-- Given task --
Go through the records and give each one again exactly.

-- Dataset records --
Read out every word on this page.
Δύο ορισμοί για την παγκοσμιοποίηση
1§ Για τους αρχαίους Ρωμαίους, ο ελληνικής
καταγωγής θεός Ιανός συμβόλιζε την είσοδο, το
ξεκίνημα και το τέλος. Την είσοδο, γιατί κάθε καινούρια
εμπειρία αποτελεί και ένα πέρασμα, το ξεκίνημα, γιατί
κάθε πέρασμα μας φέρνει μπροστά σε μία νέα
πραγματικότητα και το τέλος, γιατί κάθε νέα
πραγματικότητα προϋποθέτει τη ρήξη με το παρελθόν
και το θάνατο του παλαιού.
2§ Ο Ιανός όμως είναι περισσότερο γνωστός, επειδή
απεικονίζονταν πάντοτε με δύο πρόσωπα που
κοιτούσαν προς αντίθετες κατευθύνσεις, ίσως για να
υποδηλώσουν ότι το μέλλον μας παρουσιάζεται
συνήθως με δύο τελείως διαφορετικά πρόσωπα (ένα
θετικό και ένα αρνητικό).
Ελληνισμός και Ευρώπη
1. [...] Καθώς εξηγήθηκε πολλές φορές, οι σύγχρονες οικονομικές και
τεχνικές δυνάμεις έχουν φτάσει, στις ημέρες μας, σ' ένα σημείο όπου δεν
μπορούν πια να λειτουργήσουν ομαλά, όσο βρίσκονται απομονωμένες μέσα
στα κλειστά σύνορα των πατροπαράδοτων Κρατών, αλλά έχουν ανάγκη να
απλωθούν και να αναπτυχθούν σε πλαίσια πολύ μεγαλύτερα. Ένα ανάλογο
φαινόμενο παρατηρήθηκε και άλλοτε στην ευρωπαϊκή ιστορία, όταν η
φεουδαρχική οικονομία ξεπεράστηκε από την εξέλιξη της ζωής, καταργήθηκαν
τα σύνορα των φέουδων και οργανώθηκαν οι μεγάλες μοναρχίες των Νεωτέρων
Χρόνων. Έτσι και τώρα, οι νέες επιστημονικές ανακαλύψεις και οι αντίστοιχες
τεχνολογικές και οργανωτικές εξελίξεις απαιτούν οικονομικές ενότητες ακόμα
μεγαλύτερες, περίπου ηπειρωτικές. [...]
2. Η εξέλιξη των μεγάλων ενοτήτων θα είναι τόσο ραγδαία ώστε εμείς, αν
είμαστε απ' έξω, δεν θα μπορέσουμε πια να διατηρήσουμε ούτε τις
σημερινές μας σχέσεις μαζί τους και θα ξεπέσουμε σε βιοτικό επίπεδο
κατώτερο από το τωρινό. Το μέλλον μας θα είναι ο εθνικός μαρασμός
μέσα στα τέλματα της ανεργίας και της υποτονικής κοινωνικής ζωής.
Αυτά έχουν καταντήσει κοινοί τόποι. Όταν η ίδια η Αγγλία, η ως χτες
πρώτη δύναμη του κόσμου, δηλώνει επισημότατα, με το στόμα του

-- Reply to the exercise --
Read out every word on this page.
Δύο ορισμοί για την παγκοσμιοποίηση
1§ Για τους αρχαίους Ρωμαίους, ο ελληνικής
καταγωγής θεός Ιανός συμβόλιζε την είσοδο, το
ξεκίνημα και το τέλος. Την είσοδο, γιατί κάθε καινούρια
εμπειρία αποτελεί και ένα πέρασμα, το ξεκίνημα, γιατί
κάθε πέρασμα μας φέρνει μπροστά σε μία νέα
πραγματικότητα και το τέλος, γιατί κάθε νέα
πραγματικότητα προϋποθέτει τη ρήξη με το παρελθόν
και το θάνατο του παλαιού.
2§ Ο Ιανός όμως είναι περισσότερο γνωστός, επειδή
απεικονίζονταν πάντοτε με δύο πρόσωπα που
κοιτούσαν προς αντίθετες κατευθύνσεις, ίσως για να
υποδηλώσουν ότι το μέλλον μας παρουσιάζεται
συνήθως με δύο τελείως διαφορετικά πρόσωπα (ένα
θετικό και ένα αρνητικό).
Ελληνισμός και Ευρώπη
1. [...] Καθώς εξηγήθηκε πολλές φορές, οι σύγχρονες οικονομικές και
τεχνικές δυνάμεις έχουν φτάσει, στις ημέρες μας, σ' ένα σημείο όπου δεν
μπορούν πια να λειτουργήσουν ομαλά, όσο βρίσκονται απομονωμένες μέσα
στα κλειστά σύνορα των πατροπαράδοτων Κρατών, αλλά έχουν ανάγκη να
απλωθούν και να αναπτυχθούν σε πλαίσια πολύ μεγαλύτερα. Ένα ανάλογο
φαινόμενο παρατηρήθηκε και άλλοτε στην ευρωπαϊκή ιστορία, όταν η
φεουδαρχική οικονομία ξεπεράστηκε από την εξέλιξη της ζωής, καταργήθηκαν
τα σύνορα των φέουδων και οργανώθηκαν οι μεγάλες μοναρχίες των Νεωτέρων
Χρόνων. Έτσι και τώρα, οι νέες επιστημονικές ανακαλύψεις και οι αντίστοιχες
τεχνολογικές και οργανωτικές εξελίξεις απαιτούν οικονομικές ενότητες ακόμα
μεγαλύτερες, περίπου ηπειρωτικές. [...]
2. Η εξέλιξη των μεγάλων ενοτήτων θα είναι τόσο ραγδαία ώστε εμείς, αν
είμαστε απ' έξω, δεν θα μπορέσουμε πια να διατηρήσουμε ούτε τις
σημερινές μας σχέσεις μαζί τους και θα ξεπέσουμε σε βιοτικό επίπεδο
κατώτερο από το τωρινό. Το μέλλον μας θα είναι ο εθνικός μαρασμός
μέσα στα τέλματα της ανεργίας και της υποτονικής κοινωνικής ζωής.
Αυτά έχουν καταντήσει κοινοί τόποι. Όταν η ίδια η Αγγλία, η ως χτες
πρώτη δύναμη του κόσμου, δηλώνει επισημότατα, με το στόμα του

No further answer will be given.